#### [DESCRIPTION OF THE TASK]
Below are records. Copy every line with "τμήματος" in it.

-- Begin SOURCE MATERIAL --

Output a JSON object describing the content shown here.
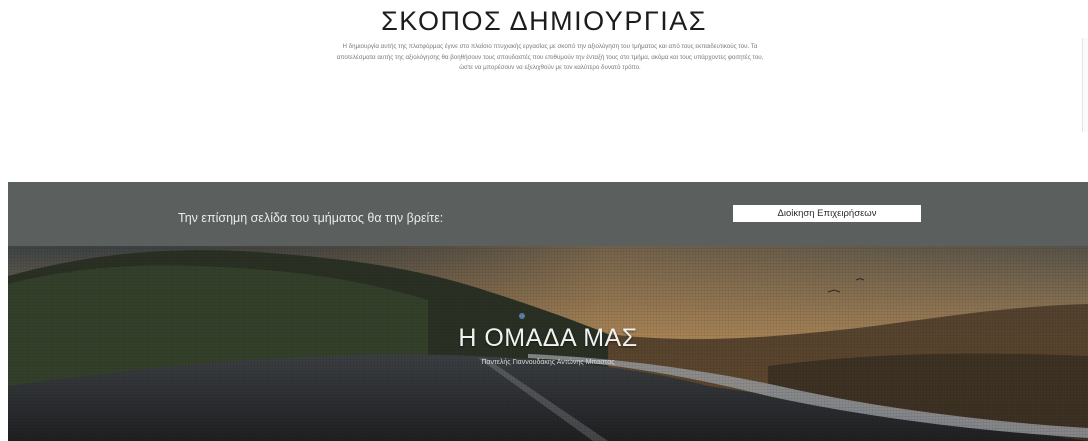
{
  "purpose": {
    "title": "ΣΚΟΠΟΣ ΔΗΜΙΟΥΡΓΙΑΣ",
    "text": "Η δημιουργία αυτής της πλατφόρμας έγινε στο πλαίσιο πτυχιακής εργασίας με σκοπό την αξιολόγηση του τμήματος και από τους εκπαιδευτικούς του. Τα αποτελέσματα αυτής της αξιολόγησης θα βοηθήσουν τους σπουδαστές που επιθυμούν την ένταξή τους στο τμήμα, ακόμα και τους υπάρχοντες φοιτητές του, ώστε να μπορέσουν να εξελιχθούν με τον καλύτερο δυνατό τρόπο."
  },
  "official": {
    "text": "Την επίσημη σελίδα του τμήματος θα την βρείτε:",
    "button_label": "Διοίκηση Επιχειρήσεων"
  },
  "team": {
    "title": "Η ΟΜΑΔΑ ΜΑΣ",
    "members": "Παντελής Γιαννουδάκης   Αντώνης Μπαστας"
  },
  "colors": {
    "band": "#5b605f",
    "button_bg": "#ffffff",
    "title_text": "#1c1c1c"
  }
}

-- End SOURCE MATERIAL --
-- Begin SOURCE MATERIAL --

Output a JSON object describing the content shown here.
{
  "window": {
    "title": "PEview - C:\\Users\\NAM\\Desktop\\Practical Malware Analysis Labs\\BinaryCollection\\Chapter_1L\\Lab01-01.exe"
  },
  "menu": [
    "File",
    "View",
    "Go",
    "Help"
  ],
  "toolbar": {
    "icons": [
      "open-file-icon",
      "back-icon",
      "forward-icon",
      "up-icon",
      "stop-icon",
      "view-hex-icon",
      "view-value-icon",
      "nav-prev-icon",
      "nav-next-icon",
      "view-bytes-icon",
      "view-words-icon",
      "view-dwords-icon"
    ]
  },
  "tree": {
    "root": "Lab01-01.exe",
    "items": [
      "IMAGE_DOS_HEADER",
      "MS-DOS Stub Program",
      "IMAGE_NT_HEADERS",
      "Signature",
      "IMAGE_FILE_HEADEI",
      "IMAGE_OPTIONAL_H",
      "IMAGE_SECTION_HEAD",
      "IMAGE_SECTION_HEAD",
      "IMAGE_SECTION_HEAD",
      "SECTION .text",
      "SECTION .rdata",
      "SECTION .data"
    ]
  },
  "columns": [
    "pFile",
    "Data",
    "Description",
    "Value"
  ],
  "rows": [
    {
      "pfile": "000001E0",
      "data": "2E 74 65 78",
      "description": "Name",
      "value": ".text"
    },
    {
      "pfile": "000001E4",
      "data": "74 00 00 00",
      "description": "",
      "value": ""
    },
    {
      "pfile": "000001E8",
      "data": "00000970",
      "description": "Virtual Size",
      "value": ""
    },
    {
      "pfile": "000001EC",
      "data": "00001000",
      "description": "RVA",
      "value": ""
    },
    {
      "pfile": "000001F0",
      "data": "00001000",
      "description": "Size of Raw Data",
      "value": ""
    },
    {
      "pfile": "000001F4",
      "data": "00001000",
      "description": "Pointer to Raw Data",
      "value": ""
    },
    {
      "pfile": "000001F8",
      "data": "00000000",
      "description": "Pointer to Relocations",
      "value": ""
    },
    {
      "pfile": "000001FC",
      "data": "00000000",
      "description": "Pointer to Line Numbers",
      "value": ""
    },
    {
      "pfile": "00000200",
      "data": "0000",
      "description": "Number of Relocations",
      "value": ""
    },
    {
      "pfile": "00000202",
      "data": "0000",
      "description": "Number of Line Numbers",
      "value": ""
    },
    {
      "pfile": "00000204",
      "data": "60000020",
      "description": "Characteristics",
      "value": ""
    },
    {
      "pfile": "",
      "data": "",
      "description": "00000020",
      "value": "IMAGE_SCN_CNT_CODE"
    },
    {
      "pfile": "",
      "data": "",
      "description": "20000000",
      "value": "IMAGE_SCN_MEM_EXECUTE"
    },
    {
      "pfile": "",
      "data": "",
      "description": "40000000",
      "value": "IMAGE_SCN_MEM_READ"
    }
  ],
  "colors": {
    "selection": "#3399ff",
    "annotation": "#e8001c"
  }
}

-- End SOURCE MATERIAL --
-- Begin SOURCE MATERIAL --

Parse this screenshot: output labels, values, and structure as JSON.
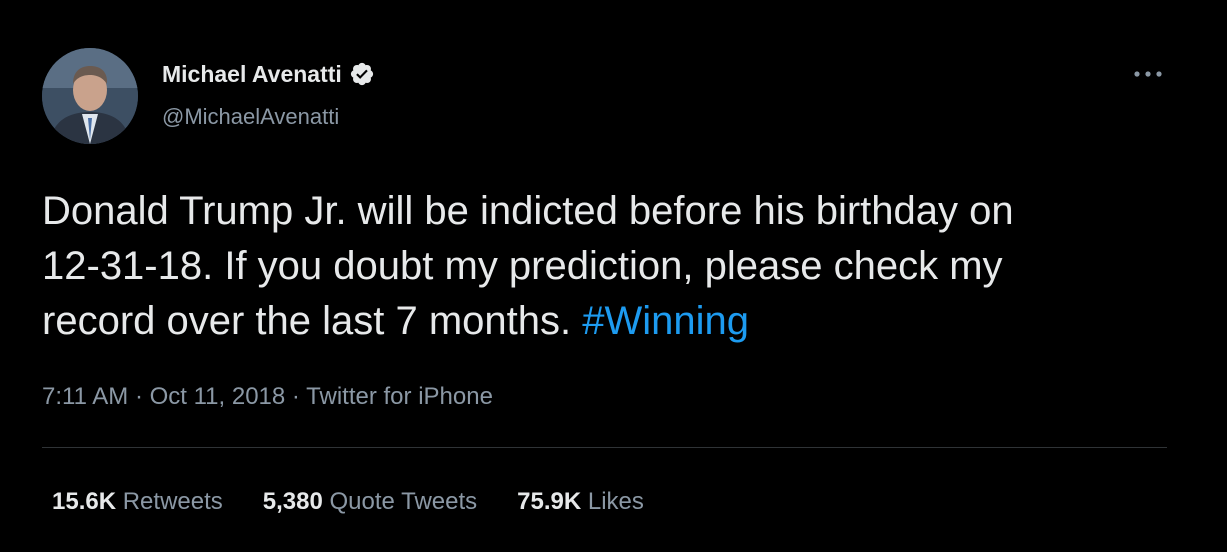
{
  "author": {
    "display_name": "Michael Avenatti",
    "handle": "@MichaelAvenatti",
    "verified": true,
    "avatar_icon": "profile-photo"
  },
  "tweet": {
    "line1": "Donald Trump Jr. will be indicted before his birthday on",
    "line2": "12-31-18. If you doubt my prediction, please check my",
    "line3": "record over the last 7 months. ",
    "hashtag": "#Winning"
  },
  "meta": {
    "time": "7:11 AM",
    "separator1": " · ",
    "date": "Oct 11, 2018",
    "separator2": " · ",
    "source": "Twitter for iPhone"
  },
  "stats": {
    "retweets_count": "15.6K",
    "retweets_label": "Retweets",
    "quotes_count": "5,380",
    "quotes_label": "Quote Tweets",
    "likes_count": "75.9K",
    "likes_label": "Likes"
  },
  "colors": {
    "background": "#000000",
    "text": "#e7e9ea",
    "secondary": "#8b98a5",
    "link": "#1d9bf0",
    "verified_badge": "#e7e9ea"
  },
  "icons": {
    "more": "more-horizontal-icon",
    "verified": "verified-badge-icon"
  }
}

-- End SOURCE MATERIAL --

#### [THE SOLUTION]
    "text": "Η δημιουργία αυτής της πλατφόρμας έγινε στο πλαίσιο πτυχιακής εργασίας με σκοπό την αξιολόγηση του τμήματος και από τους εκπαιδευτικούς του. Τα αποτελέσματα αυτής της αξιολόγησης θα βοηθήσουν τους σπουδαστές που επιθυμούν την ένταξή τους στο τμήμα, ακόμα και τους υπάρχοντες φοιτητές του, ώστε να μπορέσουν να εξελιχθούν με τον καλύτερο δυνατό τρόπο."
    "text": "Την επίσημη σελίδα του τμήματος θα την βρείτε:",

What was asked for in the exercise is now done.